BRIEF: The data below is to be output in full, unchanged.

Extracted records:

★ ★ ★ ★ ★

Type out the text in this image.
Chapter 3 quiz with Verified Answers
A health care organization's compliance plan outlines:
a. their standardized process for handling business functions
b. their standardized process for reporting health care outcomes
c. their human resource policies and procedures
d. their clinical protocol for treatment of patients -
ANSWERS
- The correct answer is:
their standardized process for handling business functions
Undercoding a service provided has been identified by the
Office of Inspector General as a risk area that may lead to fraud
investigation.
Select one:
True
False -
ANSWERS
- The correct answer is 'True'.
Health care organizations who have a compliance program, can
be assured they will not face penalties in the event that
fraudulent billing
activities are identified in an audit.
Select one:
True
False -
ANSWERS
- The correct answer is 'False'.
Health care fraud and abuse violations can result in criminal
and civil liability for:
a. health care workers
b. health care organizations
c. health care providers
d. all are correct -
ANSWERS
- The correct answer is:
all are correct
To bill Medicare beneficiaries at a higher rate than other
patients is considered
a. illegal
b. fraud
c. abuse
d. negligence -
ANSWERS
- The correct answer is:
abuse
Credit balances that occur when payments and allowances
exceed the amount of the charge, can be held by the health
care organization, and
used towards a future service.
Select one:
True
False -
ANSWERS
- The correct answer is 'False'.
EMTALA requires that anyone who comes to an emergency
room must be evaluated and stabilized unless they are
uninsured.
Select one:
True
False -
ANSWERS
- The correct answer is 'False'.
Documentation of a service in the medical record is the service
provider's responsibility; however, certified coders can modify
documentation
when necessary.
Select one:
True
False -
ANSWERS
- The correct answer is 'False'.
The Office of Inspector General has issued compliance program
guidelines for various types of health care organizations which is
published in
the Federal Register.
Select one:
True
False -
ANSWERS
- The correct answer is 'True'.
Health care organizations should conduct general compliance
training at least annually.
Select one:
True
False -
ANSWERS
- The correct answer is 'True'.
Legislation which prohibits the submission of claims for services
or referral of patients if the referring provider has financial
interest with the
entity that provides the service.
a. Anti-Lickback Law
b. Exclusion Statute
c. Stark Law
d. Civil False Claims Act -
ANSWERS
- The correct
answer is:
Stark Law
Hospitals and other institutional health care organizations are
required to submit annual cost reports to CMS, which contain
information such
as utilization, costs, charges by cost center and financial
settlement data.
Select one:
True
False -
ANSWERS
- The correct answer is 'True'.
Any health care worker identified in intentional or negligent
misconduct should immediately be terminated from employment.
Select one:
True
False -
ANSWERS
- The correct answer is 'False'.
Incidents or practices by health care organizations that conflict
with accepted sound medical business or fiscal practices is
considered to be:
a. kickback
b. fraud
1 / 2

★ ★ ★ ★ ★

RESPONSE TO THE EXERCISE:
Type out the text in this image.
Chapter 3 quiz with Verified Answers
A health care organization's compliance plan outlines:
a. their standardized process for handling business functions
b. their standardized process for reporting health care outcomes
c. their human resource policies and procedures
d. their clinical protocol for treatment of patients -
ANSWERS
- The correct answer is:
their standardized process for handling business functions
Undercoding a service provided has been identified by the
Office of Inspector General as a risk area that may lead to fraud
investigation.
Select one:
True
False -
ANSWERS
- The correct answer is 'True'.
Health care organizations who have a compliance program, can
be assured they will not face penalties in the event that
fraudulent billing
activities are identified in an audit.
Select one:
True
False -
ANSWERS
- The correct answer is 'False'.
Health care fraud and abuse violations can result in criminal
and civil liability for:
a. health care workers
b. health care organizations
c. health care providers
d. all are correct -
ANSWERS
- The correct answer is:
all are correct
To bill Medicare beneficiaries at a higher rate than other
patients is considered
a. illegal
b. fraud
c. abuse
d. negligence -
ANSWERS
- The correct answer is:
abuse
Credit balances that occur when payments and allowances
exceed the amount of the charge, can be held by the health
care organization, and
used towards a future service.
Select one:
True
False -
ANSWERS
- The correct answer is 'False'.
EMTALA requires that anyone who comes to an emergency
room must be evaluated and stabilized unless they are
uninsured.
Select one:
True
False -
ANSWERS
- The correct answer is 'False'.
Documentation of a service in the medical record is the service
provider's responsibility; however, certified coders can modify
documentation
when necessary.
Select one:
True
False -
ANSWERS
- The correct answer is 'False'.
The Office of Inspector General has issued compliance program
guidelines for various types of health care organizations which is
published in
the Federal Register.
Select one:
True
False -
ANSWERS
- The correct answer is 'True'.
Health care organizations should conduct general compliance
training at least annually.
Select one:
True
False -
ANSWERS
- The correct answer is 'True'.
Legislation which prohibits the submission of claims for services
or referral of patients if the referring provider has financial
interest with the
entity that provides the service.
a. Anti-Lickback Law
b. Exclusion Statute
c. Stark Law
d. Civil False Claims Act -
ANSWERS
- The correct
answer is:
Stark Law
Hospitals and other institutional health care organizations are
required to submit annual cost reports to CMS, which contain
information such
as utilization, costs, charges by cost center and financial
settlement data.
Select one:
True
False -
ANSWERS
- The correct answer is 'True'.
Any health care worker identified in intentional or negligent
misconduct should immediately be terminated from employment.
Select one:
True
False -
ANSWERS
- The correct answer is 'False'.
Incidents or practices by health care organizations that conflict
with accepted sound medical business or fiscal practices is
considered to be:
a. kickback
b. fraud
1 / 2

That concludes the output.